▶ Your task
Using the records provided below, locate and copy each line that contains the word "งโลก".

▶ Available records
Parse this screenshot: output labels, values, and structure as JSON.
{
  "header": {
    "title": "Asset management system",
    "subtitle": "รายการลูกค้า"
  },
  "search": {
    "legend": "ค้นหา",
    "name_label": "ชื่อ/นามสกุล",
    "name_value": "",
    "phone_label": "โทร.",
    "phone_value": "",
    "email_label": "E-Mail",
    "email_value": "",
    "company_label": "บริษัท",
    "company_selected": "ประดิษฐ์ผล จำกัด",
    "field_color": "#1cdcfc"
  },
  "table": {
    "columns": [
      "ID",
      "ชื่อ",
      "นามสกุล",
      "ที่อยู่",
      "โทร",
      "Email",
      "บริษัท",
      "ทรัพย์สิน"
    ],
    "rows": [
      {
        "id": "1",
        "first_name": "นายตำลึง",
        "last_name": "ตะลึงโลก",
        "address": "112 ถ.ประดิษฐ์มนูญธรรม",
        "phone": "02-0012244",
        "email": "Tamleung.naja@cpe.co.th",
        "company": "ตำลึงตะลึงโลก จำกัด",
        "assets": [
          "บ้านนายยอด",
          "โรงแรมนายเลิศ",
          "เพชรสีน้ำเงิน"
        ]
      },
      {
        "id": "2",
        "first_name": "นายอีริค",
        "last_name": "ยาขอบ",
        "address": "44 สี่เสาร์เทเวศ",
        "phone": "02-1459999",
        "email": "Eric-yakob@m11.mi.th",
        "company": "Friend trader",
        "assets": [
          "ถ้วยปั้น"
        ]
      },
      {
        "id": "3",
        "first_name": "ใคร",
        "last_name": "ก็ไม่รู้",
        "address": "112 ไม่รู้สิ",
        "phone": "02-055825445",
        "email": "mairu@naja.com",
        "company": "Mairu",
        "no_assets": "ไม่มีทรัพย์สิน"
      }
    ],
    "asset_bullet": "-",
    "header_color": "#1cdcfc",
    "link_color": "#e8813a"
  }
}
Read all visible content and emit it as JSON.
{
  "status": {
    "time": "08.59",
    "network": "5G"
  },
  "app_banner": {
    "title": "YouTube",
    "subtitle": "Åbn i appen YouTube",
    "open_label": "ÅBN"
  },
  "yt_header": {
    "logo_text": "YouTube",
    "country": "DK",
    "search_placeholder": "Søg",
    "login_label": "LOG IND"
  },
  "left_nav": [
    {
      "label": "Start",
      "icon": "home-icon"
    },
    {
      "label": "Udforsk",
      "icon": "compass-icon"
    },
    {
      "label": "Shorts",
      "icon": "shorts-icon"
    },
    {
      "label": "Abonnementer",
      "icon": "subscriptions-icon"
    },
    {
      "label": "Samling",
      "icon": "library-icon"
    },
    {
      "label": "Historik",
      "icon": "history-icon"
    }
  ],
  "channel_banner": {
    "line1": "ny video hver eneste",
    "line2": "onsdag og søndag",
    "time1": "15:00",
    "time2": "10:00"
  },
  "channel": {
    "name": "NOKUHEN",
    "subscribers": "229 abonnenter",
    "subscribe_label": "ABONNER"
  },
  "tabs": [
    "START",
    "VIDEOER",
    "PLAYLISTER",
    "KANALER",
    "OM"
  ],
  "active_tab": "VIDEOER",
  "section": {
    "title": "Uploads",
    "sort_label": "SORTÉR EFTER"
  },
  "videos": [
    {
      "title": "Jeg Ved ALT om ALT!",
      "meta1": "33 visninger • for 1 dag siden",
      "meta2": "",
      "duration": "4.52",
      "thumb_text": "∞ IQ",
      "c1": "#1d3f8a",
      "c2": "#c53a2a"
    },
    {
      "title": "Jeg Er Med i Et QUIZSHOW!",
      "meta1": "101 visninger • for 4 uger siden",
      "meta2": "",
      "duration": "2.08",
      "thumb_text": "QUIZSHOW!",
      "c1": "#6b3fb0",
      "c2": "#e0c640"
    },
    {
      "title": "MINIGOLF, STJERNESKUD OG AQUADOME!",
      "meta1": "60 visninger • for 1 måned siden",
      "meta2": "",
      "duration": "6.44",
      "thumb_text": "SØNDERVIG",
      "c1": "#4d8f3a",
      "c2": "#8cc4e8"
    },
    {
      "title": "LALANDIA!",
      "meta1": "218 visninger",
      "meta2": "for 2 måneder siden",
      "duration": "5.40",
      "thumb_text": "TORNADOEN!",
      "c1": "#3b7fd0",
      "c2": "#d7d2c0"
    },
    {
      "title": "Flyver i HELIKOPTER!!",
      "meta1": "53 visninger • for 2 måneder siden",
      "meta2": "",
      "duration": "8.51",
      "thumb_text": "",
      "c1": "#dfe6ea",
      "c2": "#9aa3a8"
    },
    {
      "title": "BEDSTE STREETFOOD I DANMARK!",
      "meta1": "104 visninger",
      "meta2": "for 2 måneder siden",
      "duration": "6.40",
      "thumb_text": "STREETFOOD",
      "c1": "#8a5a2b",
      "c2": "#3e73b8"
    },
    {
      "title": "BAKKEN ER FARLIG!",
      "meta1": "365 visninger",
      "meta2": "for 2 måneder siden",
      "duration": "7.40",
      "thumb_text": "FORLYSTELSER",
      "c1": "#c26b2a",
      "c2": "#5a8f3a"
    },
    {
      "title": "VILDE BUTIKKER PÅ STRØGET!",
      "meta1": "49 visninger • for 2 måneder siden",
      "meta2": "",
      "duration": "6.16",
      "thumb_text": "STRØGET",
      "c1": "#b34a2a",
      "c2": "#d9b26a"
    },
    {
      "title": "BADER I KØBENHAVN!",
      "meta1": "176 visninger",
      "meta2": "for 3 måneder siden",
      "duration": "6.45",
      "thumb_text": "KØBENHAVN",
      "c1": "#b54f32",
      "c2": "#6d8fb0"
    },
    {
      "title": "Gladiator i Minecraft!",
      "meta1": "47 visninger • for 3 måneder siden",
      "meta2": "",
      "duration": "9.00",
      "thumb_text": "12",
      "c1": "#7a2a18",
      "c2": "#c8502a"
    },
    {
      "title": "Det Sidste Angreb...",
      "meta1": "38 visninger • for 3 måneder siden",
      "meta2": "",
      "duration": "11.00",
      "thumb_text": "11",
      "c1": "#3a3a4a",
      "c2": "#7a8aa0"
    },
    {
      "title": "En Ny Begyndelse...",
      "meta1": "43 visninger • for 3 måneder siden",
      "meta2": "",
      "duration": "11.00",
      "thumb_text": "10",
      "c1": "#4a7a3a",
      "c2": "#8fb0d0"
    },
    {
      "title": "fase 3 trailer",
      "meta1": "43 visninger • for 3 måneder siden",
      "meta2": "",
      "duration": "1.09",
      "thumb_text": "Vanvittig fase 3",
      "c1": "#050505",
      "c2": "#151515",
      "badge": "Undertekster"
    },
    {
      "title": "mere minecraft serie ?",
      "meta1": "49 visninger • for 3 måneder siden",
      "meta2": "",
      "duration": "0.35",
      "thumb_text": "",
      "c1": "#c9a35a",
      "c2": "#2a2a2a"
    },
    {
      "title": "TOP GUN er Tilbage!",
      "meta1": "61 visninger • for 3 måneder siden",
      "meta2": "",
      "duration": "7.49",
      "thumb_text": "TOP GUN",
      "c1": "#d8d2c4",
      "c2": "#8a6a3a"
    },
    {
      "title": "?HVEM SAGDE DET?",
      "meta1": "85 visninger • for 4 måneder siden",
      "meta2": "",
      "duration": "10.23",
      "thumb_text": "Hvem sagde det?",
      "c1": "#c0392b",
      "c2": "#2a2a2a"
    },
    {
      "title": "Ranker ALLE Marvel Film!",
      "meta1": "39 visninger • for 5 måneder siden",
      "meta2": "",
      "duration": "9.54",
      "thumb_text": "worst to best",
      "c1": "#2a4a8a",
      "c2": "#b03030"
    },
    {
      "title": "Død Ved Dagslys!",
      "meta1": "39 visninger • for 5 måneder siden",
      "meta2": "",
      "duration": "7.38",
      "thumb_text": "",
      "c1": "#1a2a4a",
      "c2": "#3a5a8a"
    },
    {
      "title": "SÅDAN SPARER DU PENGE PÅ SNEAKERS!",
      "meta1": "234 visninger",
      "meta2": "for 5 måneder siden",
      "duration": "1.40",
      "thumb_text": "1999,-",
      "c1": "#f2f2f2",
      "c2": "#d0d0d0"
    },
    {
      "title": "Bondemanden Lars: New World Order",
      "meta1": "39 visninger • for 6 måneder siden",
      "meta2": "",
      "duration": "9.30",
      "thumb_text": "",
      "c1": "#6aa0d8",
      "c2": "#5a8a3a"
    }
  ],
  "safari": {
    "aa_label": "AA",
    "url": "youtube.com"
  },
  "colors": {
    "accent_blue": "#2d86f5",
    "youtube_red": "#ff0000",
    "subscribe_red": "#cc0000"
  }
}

▶ Answer to the task
        "last_name": "ตะลึงโลก",
        "company": "ตำลึงตะลึงโลก จำกัด",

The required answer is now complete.